Work to complete
Answer with one number: the count of lines in this material that hold the word "data".

Records to process
════════════════════
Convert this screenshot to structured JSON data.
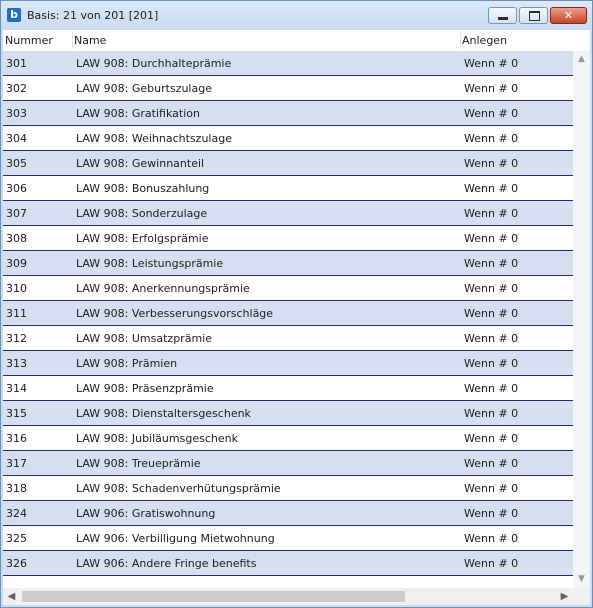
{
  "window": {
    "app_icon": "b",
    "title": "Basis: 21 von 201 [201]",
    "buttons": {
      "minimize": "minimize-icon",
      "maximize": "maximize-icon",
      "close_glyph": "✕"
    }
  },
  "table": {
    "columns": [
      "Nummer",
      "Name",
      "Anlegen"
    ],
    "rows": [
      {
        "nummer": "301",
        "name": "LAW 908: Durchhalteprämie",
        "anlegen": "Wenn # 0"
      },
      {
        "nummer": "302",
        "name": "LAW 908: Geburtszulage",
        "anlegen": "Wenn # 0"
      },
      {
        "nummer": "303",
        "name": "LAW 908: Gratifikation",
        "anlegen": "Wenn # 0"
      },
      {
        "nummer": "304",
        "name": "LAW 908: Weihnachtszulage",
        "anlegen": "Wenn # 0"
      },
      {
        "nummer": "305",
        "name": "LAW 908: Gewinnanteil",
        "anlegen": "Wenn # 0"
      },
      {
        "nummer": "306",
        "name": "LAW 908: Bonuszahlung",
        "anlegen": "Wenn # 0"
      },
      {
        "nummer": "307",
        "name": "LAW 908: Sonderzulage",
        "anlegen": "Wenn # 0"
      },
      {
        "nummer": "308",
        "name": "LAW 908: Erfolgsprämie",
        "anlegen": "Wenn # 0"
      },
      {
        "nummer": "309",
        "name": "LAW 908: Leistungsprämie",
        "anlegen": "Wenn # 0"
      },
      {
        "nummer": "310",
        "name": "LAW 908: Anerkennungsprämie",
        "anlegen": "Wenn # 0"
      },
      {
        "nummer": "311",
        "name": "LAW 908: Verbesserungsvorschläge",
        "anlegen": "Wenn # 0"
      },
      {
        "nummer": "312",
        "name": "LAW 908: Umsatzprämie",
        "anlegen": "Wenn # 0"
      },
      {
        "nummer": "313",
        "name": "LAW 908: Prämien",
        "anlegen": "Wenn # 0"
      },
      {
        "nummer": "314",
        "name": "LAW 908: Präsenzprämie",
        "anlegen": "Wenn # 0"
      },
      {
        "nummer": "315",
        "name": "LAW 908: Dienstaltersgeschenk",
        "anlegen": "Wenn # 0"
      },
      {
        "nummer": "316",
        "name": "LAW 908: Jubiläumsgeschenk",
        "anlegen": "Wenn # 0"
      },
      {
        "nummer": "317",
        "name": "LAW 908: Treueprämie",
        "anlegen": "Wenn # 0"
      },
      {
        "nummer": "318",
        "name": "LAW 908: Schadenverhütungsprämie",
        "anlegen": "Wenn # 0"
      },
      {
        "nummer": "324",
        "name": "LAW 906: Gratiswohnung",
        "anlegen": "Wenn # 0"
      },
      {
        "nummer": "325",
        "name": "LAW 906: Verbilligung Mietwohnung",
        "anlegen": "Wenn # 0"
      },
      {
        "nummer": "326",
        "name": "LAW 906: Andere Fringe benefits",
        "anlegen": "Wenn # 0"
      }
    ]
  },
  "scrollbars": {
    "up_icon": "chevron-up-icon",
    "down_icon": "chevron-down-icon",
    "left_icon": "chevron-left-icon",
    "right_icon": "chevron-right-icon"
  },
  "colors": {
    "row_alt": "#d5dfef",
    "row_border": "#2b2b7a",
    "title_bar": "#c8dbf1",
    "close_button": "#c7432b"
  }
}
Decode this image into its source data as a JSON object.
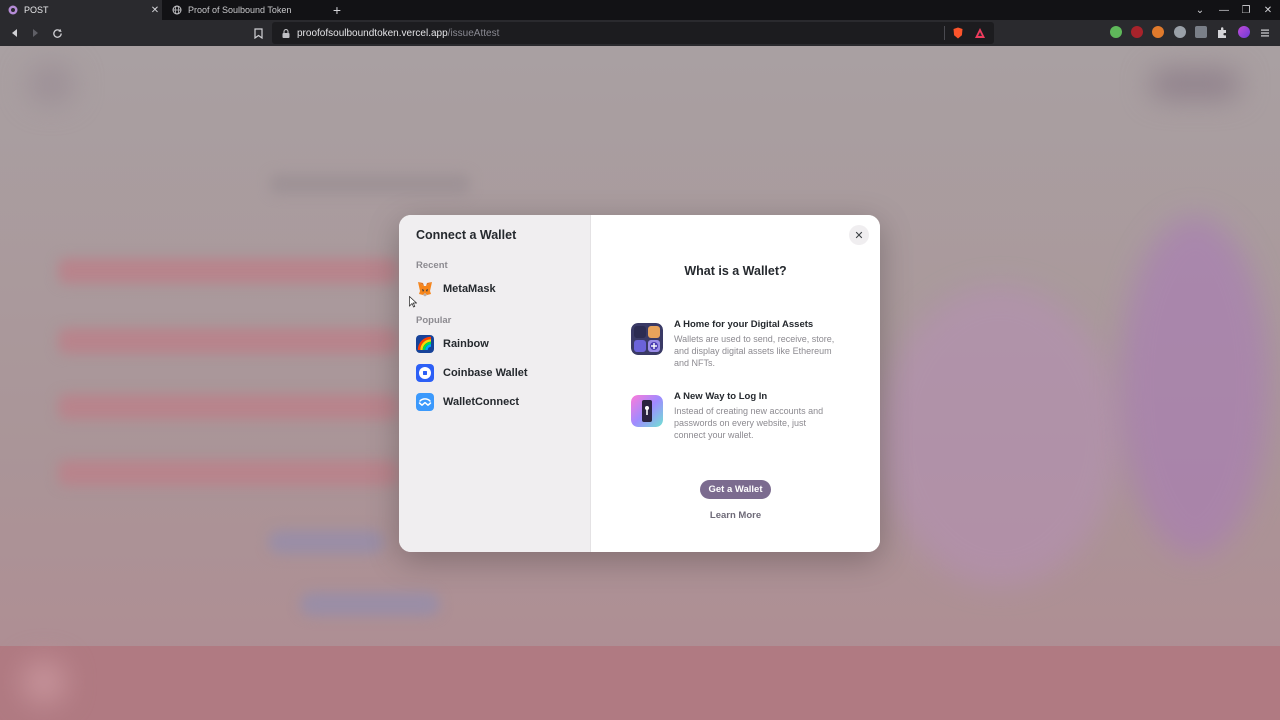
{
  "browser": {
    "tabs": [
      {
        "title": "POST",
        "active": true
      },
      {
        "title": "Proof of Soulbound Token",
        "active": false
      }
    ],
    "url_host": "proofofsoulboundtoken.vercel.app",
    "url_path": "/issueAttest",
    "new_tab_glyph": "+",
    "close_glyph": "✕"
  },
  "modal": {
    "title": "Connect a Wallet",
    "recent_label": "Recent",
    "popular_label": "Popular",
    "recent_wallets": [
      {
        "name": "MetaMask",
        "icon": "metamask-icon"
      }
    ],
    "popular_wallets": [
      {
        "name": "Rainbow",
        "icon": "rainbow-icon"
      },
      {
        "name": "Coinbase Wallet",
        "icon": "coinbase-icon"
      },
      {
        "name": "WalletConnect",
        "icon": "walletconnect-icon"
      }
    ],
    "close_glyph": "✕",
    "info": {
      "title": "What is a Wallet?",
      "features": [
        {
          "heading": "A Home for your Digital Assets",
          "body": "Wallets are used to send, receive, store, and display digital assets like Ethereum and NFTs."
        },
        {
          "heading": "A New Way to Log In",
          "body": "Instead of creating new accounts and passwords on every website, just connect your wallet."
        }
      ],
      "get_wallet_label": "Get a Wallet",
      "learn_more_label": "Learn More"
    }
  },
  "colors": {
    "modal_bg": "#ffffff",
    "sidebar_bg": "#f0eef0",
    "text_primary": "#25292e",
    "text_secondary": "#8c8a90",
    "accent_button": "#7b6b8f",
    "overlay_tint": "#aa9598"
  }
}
════════════════════
Correct output
2